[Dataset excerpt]
>> start

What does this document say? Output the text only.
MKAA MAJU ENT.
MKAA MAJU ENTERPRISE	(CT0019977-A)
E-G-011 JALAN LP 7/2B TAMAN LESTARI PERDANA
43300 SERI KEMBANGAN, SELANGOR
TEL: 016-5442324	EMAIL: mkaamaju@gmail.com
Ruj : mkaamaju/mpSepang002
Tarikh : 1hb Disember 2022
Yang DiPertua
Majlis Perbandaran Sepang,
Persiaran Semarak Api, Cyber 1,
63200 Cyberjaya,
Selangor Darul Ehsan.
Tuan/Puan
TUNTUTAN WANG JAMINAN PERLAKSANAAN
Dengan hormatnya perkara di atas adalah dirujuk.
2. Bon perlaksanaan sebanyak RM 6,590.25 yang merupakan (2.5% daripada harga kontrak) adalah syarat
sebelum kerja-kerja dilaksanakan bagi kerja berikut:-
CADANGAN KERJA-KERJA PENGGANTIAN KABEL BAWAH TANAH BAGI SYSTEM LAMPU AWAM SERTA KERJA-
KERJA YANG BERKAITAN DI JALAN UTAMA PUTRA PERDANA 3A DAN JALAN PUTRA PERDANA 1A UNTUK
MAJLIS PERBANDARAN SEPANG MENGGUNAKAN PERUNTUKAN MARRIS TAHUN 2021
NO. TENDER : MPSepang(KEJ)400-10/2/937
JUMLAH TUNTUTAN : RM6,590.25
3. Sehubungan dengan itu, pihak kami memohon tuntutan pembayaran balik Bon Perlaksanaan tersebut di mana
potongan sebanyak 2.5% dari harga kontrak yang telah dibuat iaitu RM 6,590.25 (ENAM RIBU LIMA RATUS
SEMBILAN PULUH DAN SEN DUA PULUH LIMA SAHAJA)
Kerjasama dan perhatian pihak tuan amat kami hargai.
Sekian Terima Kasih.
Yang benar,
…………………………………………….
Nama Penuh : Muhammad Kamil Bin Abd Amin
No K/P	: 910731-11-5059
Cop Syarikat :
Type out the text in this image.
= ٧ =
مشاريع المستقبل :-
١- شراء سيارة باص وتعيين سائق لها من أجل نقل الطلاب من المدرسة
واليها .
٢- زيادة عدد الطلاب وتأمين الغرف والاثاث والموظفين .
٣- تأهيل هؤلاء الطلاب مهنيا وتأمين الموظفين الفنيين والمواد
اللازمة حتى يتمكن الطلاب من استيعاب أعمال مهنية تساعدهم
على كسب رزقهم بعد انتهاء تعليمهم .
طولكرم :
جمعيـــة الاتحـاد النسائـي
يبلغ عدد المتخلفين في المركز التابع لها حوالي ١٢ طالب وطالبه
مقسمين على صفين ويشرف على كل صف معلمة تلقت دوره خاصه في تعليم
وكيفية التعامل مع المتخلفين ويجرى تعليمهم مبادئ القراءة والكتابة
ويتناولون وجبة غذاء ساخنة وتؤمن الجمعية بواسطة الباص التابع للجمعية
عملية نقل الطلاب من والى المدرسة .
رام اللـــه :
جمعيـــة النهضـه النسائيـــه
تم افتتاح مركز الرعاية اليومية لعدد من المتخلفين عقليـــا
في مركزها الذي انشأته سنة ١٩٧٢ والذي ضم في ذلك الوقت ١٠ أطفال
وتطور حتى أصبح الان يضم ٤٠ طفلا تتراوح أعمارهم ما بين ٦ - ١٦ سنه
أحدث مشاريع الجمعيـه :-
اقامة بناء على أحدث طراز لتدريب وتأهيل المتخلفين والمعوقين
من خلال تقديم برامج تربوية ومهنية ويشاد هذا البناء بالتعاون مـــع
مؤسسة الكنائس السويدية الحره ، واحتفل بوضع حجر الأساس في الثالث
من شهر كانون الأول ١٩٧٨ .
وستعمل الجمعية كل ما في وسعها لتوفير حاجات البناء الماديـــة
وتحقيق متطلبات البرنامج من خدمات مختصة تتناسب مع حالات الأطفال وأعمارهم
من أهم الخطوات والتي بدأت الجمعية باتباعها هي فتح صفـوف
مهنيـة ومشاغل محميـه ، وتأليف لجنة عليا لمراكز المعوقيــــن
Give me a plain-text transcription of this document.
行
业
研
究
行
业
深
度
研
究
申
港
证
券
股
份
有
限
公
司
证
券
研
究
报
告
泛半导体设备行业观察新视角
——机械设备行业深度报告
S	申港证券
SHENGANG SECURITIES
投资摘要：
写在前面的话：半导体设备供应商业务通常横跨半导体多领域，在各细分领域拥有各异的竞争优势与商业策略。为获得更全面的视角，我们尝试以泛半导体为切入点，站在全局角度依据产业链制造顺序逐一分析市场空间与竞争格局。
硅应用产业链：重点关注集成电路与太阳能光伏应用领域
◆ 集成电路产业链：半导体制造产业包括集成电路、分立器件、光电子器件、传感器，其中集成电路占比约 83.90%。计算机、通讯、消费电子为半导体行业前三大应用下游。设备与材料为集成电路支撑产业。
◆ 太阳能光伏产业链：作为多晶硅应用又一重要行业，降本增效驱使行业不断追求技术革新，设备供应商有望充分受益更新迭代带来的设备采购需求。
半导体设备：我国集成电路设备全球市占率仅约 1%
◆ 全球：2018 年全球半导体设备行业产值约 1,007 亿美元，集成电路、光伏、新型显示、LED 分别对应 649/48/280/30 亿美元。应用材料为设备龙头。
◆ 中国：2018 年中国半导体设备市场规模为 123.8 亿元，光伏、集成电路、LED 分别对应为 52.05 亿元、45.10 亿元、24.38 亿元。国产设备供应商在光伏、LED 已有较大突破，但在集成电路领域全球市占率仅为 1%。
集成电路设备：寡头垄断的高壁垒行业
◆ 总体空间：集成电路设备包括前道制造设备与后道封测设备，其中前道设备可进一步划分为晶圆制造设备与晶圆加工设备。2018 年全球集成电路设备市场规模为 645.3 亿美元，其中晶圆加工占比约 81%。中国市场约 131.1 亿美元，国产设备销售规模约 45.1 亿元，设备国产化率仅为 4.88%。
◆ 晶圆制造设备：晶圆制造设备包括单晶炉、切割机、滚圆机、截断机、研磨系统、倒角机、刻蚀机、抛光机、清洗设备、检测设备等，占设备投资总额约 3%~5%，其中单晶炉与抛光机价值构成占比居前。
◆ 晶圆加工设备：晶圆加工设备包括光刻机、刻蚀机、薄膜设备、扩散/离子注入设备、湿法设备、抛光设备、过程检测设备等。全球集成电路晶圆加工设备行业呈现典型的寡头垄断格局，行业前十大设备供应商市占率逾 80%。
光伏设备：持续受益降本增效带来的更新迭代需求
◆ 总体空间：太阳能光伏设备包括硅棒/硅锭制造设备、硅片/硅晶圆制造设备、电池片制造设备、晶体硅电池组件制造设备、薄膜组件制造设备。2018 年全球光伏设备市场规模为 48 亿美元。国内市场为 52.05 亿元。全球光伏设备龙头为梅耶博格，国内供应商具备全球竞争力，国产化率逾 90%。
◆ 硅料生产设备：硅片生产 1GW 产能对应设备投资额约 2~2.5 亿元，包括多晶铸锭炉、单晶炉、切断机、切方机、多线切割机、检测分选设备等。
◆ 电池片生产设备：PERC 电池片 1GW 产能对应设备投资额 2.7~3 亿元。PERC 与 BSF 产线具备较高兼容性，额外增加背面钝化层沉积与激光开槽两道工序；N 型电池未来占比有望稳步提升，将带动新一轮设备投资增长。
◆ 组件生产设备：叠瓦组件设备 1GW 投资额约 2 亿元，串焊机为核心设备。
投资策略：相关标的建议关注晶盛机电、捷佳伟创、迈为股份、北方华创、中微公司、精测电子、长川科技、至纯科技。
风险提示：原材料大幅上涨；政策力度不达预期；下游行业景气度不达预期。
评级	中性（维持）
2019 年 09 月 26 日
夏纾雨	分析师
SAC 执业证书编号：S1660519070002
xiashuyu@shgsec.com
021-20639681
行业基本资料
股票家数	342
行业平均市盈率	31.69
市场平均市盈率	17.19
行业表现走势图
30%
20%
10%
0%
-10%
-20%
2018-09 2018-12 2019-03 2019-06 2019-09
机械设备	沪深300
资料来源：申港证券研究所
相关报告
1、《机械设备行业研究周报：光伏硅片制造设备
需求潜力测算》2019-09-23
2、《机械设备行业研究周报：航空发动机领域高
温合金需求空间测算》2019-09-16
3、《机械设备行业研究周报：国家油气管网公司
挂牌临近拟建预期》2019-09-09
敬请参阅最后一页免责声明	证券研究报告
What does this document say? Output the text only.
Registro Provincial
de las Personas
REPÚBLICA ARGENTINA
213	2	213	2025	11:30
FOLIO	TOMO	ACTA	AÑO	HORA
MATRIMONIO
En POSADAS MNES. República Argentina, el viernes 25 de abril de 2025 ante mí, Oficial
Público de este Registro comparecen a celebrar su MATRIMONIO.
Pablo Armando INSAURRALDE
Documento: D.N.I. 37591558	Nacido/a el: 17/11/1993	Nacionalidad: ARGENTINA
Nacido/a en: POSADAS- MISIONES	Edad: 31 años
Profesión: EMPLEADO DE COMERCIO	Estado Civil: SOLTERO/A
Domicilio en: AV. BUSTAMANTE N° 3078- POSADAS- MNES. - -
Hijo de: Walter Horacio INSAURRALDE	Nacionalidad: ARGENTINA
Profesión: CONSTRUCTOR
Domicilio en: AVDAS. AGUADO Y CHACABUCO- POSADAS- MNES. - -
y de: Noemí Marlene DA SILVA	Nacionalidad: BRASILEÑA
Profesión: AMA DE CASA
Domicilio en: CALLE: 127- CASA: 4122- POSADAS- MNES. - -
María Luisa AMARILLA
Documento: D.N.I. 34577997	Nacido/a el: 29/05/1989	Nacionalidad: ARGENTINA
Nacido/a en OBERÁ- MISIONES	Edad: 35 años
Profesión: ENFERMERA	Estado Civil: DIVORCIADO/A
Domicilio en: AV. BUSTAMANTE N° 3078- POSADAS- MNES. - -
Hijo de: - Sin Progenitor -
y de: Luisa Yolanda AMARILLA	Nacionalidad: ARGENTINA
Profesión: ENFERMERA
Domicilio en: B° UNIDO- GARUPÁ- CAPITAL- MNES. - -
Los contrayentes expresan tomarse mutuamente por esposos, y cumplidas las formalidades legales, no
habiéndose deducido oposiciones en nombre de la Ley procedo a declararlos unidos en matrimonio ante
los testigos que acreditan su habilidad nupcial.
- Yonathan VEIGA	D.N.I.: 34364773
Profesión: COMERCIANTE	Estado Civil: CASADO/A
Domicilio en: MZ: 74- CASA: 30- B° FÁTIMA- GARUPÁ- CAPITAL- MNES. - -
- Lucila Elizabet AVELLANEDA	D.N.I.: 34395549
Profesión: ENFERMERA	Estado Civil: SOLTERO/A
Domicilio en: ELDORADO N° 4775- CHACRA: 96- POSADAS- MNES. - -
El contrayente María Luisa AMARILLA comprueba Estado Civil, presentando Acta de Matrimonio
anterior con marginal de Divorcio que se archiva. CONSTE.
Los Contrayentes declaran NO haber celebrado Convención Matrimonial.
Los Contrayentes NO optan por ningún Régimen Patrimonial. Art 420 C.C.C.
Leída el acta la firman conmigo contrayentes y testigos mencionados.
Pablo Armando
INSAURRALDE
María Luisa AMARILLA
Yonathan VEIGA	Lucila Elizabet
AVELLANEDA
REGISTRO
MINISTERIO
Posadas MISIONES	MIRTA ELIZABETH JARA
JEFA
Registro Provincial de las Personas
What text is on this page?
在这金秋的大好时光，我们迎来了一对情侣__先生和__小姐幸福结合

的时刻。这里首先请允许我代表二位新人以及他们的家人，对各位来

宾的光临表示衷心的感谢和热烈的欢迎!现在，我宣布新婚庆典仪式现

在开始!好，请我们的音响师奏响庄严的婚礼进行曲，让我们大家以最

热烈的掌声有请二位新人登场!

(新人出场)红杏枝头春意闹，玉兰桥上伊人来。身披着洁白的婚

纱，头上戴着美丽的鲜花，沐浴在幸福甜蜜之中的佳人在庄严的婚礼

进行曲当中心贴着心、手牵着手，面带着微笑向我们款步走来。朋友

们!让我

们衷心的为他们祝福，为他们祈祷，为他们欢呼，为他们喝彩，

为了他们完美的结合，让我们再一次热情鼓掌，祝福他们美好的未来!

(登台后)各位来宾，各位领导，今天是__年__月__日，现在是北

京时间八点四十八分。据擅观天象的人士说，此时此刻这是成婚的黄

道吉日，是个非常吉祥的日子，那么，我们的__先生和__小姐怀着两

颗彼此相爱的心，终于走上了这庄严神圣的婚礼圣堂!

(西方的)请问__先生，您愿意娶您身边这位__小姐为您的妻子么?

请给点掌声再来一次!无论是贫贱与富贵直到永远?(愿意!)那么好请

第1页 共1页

>> end

Requirement →
Determine how many lines of the material include the string "testigos". Output only that count.

Complete answer →
2